* Task goal
All lines featuring the string "these" are to be listed.
[Begin Source data]
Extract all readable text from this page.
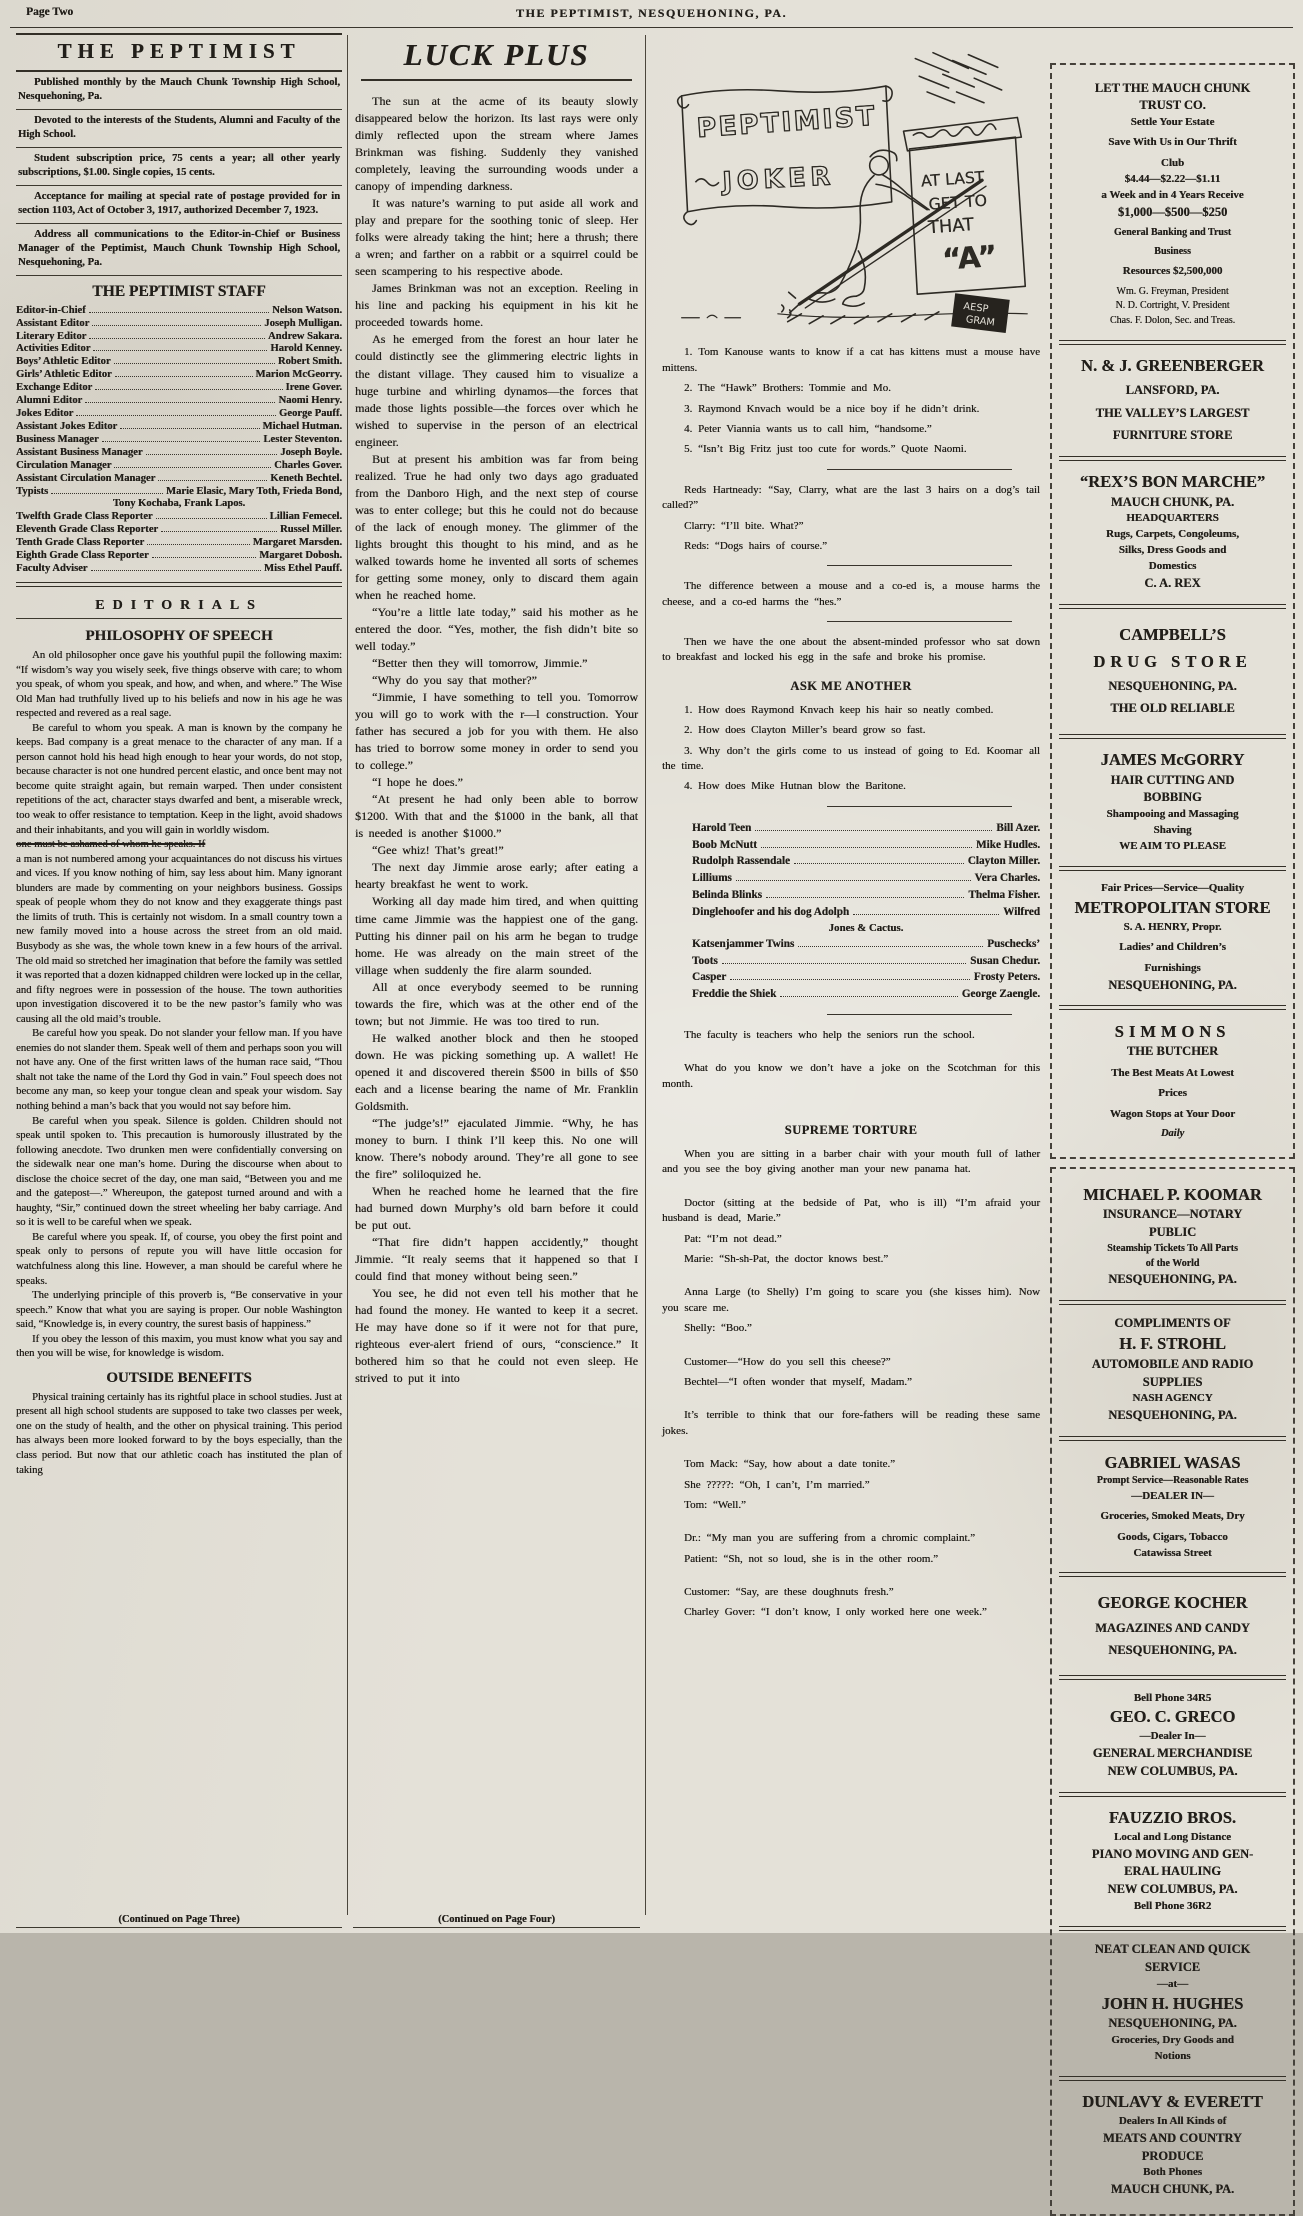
Page Two	THE PEPTIMIST, NESQUEHONING, PA.
THE PEPTIMIST

Published monthly by the Mauch Chunk Township High School, Nesquehoning, Pa.

Devoted to the interests of the Students, Alumni and Faculty of the High School.

Student subscription price, 75 cents a year; all other yearly subscriptions, $1.00. Single copies, 15 cents.

Acceptance for mailing at special rate of postage provided for in section 1103, Act of October 3, 1917, authorized December 7, 1923.

Address all communications to the Editor-in-Chief or Business Manager of the Peptimist, Mauch Chunk Township High School, Nesquehoning, Pa.

THE PEPTIMIST STAFF
Editor-in-Chief	Nelson Watson.
Assistant Editor	Joseph Mulligan.
Literary Editor	Andrew Sakara.
Activities Editor	Harold Kenney.
Boys’ Athletic Editor	Robert Smith.
Girls’ Athletic Editor	Marion McGeorry.
Exchange Editor	Irene Gover.
Alumni Editor	Naomi Henry.
Jokes Editor	George Pauff.
Assistant Jokes Editor	Michael Hutman.
Business Manager	Lester Steventon.
Assistant Business Manager	Joseph Boyle.
Circulation Manager	Charles Gover.
Assistant Circulation Manager	Keneth Bechtel.
Typists	Marie Elasic, Mary Toth, Frieda Bond,
Tony Kochaba, Frank Lapos.
Twelfth Grade Class Reporter	Lillian Femecel.
Eleventh Grade Class Reporter	Russel Miller.
Tenth Grade Class Reporter	Margaret Marsden.
Eighth Grade Class Reporter	Margaret Dobosh.
Faculty Adviser	Miss Ethel Pauff.
EDITORIALS
PHILOSOPHY OF SPEECH

An old philosopher once gave his youthful pupil the following maxim: “If wisdom’s way you wisely seek, five things observe with care; to whom you speak, of whom you speak, and how, and when, and where.” The Wise Old Man had truthfully lived up to his beliefs and now in his age he was respected and revered as a real sage.

Be careful to whom you speak. A man is known by the company he keeps. Bad company is a great menace to the character of any man. If a person cannot hold his head high enough to hear your words, do not stop, because character is not one hundred percent elastic, and once bent may not become quite straight again, but remain warped. Then under consistent repetitions of the act, character stays dwarfed and bent, a miserable wreck, too weak to offer resistance to temptation. Keep in the light, avoid shadows and their inhabitants, and you will gain in worldly wisdom.

one must be ashamed of whom he speaks. If

a man is not numbered among your acquaintances do not discuss his virtues and vices. If you know nothing of him, say less about him. Many ignorant blunders are made by commenting on your neighbors business. Gossips speak of people whom they do not know and they exaggerate things past the limits of truth. This is certainly not wisdom. In a small country town a new family moved into a house across the street from an old maid. Busybody as she was, the whole town knew in a few hours of the arrival. The old maid so stretched her imagination that before the family was settled it was reported that a dozen kidnapped children were locked up in the cellar, and fifty negroes were in possession of the house. The town authorities upon investigation discovered it to be the new pastor’s family who was causing all the old maid’s trouble.

Be careful how you speak. Do not slander your fellow man. If you have enemies do not slander them. Speak well of them and perhaps soon you will not have any. One of the first written laws of the human race said, “Thou shalt not take the name of the Lord thy God in vain.” Foul speech does not become any man, so keep your tongue clean and speak your wisdom. Say nothing behind a man’s back that you would not say before him.

Be careful when you speak. Silence is golden. Children should not speak until spoken to. This precaution is humorously illustrated by the following anecdote. Two drunken men were confidentially conversing on the sidewalk near one man’s home. During the discourse when about to disclose the choice secret of the day, one man said, “Between you and me and the gatepost—.” Whereupon, the gatepost turned around and with a haughty, “Sir,” continued down the street wheeling her baby carriage. And so it is well to be careful when we speak.

Be careful where you speak. If, of course, you obey the first point and speak only to persons of repute you will have little occasion for watchfulness along this line. However, a man should be careful where he speaks.

The underlying principle of this proverb is, “Be conservative in your speech.” Know that what you are saying is proper. Our noble Washington said, “Knowledge is, in every country, the surest basis of happiness.”

If you obey the lesson of this maxim, you must know what you say and then you will be wise, for knowledge is wisdom.

OUTSIDE BENEFITS

Physical training certainly has its rightful place in school studies. Just at present all high school students are supposed to take two classes per week, one on the study of health, and the other on physical training. This period has always been more looked forward to by the boys especially, than the class period. But now that our athletic coach has instituted the plan of taking

(Continued on Page Three)
LUCK PLUS

The sun at the acme of its beauty slowly disappeared below the horizon. Its last rays were only dimly reflected upon the stream where James Brinkman was fishing. Suddenly they vanished completely, leaving the surrounding woods under a canopy of impending darkness.

It was nature’s warning to put aside all work and play and prepare for the soothing tonic of sleep. Her folks were already taking the hint; here a thrush; there a wren; and farther on a rabbit or a squirrel could be seen scampering to his respective abode.

James Brinkman was not an exception. Reeling in his line and packing his equipment in his kit he proceeded towards home.

As he emerged from the forest an hour later he could distinctly see the glimmering electric lights in the distant village. They caused him to visualize a huge turbine and whirling dynamos—the forces that made those lights possible—the forces over which he wished to supervise in the person of an electrical engineer.

But at present his ambition was far from being realized. True he had only two days ago graduated from the Danboro High, and the next step of course was to enter college; but this he could not do because of the lack of enough money. The glimmer of the lights brought this thought to his mind, and as he walked towards home he invented all sorts of schemes for getting some money, only to discard them again when he reached home.

“You’re a little late today,” said his mother as he entered the door. “Yes, mother, the fish didn’t bite so well today.”

“Better then they will tomorrow, Jimmie.”

“Why do you say that mother?”

“Jimmie, I have something to tell you. Tomorrow you will go to work with the r—l construction. Your father has secured a job for you with them. He also has tried to borrow some money in order to send you to college.”

“I hope he does.”

“At present he had only been able to borrow $1200. With that and the $1000 in the bank, all that is needed is another $1000.”

“Gee whiz! That’s great!”

The next day Jimmie arose early; after eating a hearty breakfast he went to work.

Working all day made him tired, and when quitting time came Jimmie was the happiest one of the gang. Putting his dinner pail on his arm he began to trudge home. He was already on the main street of the village when suddenly the fire alarm sounded.

All at once everybody seemed to be running towards the fire, which was at the other end of the town; but not Jimmie. He was too tired to run.

He walked another block and then he stooped down. He was picking something up. A wallet! He opened it and discovered therein $500 in bills of $50 each and a license bearing the name of Mr. Franklin Goldsmith.

“The judge’s!” ejaculated Jimmie. “Why, he has money to burn. I think I’ll keep this. No one will know. There’s nobody around. They’re all gone to see the fire” soliloquized he.

When he reached home he learned that the fire had burned down Murphy’s old barn before it could be put out.

“That fire didn’t happen accidently,” thought Jimmie. “It realy seems that it happened so that I could find that money without being seen.”

You see, he did not even tell his mother that he had found the money. He wanted to keep it a secret. He may have done so if it were not for that pure, righteous ever-alert friend of ours, “conscience.” It bothered him so that he could not even sleep. He strived to put it into

(Continued on Page Four)
PEPTIMIST
JOKER	AT LAST
GET TO
THAT
“A”
AESP
GRAM

1. Tom Kanouse wants to know if a cat has kittens must a mouse have mittens.

2. The “Hawk” Brothers: Tommie and Mo.

3. Raymond Knvach would be a nice boy if he didn’t drink.

4. Peter Viannia wants us to call him, “handsome.”

5. “Isn’t Big Fritz just too cute for words.” Quote Naomi.

Reds Hartneady: “Say, Clarry, what are the last 3 hairs on a dog’s tail called?”

Clarry: “I’ll bite. What?”

Reds: “Dogs hairs of course.”

The difference between a mouse and a co-ed is, a mouse harms the cheese, and a co-ed harms the “hes.”

Then we have the one about the absent-minded professor who sat down to breakfast and locked his egg in the safe and broke his promise.

ASK ME ANOTHER

1. How does Raymond Knvach keep his hair so neatly combed.

2. How does Clayton Miller’s beard grow so fast.

3. Why don’t the girls come to us instead of going to Ed. Koomar all the time.

4. How does Mike Hutnan blow the Baritone.

Harold Teen	Bill Azer.
Boob McNutt	Mike Hudles.
Rudolph Rassendale	Clayton Miller.
Lilliums	Vera Charles.
Belinda Blinks	Thelma Fisher.
Dinglehoofer and his dog Adolph	Wilfred
Jones & Cactus.
Katsenjammer Twins	Puschecks’
Toots	Susan Chedur.
Casper	Frosty Peters.
Freddie the Shiek	George Zaengle.

The faculty is teachers who help the seniors run the school.

What do you know we don’t have a joke on the Scotchman for this month.

SUPREME TORTURE

When you are sitting in a barber chair with your mouth full of lather and you see the boy giving another man your new panama hat.

Doctor (sitting at the bedside of Pat, who is ill) “I’m afraid your husband is dead, Marie.”

Pat: “I’m not dead.”

Marie: “Sh-sh-Pat, the doctor knows best.”

Anna Large (to Shelly) I’m going to scare you (she kisses him). Now you scare me.

Shelly: “Boo.”

Customer—“How do you sell this cheese?”

Bechtel—“I often wonder that myself, Madam.”

It’s terrible to think that our fore-fathers will be reading these same jokes.

Tom Mack: “Say, how about a date tonite.”

She ?????: “Oh, I can’t, I’m married.”

Tom: “Well.”

Dr.: “My man you are suffering from a chromic complaint.”

Patient: “Sh, not so loud, she is in the other room.”

Customer: “Say, are these doughnuts fresh.”

Charley Gover: “I don’t know, I only worked here one week.”

LET THE MAUCH CHUNK
TRUST CO.
Settle Your Estate
Save With Us in Our Thrift
Club
$4.44—$2.22—$1.11
a Week and in 4 Years Receive
$1,000—$500—$250
General Banking and Trust
Business
Resources $2,500,000
Wm. G. Freyman, President
N. D. Cortright, V. President
Chas. F. Dolon, Sec. and Treas.
N. & J. GREENBERGER
LANSFORD, PA.
THE VALLEY’S LARGEST
FURNITURE STORE
“REX’S BON MARCHE”
MAUCH CHUNK, PA.
HEADQUARTERS
Rugs, Carpets, Congoleums,
Silks, Dress Goods and
Domestics
C. A. REX
CAMPBELL’S
DRUG STORE
NESQUEHONING, PA.
THE OLD RELIABLE
JAMES McGORRY
HAIR CUTTING AND
BOBBING
Shampooing and Massaging
Shaving
WE AIM TO PLEASE
Fair Prices—Service—Quality
METROPOLITAN STORE
S. A. HENRY, Propr.
Ladies’ and Children’s
Furnishings
NESQUEHONING, PA.
SIMMONS
THE BUTCHER
The Best Meats At Lowest
Prices
Wagon Stops at Your Door
Daily
MICHAEL P. KOOMAR
INSURANCE—NOTARY
PUBLIC
Steamship Tickets To All Parts
of the World
NESQUEHONING, PA.
COMPLIMENTS OF
H. F. STROHL
AUTOMOBILE AND RADIO
SUPPLIES
NASH AGENCY
NESQUEHONING, PA.
GABRIEL WASAS
Prompt Service—Reasonable Rates
—DEALER IN—
Groceries, Smoked Meats, Dry
Goods, Cigars, Tobacco
Catawissa Street
GEORGE KOCHER
MAGAZINES AND CANDY
NESQUEHONING, PA.
Bell Phone 34R5
GEO. C. GRECO
—Dealer In—
GENERAL MERCHANDISE
NEW COLUMBUS, PA.
FAUZZIO BROS.
Local and Long Distance
PIANO MOVING AND GEN-
ERAL HAULING
NEW COLUMBUS, PA.
Bell Phone 36R2
NEAT CLEAN AND QUICK
SERVICE
—at—
JOHN H. HUGHES
NESQUEHONING, PA.
Groceries, Dry Goods and
Notions
DUNLAVY & EVERETT
Dealers In All Kinds of
MEATS AND COUNTRY
PRODUCE
Both Phones
MAUCH CHUNK, PA.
[End Source data]
* Exercise solution
It’s terrible to think that our fore-fathers will be reading these same jokes.
Customer: “Say, are these doughnuts fresh.”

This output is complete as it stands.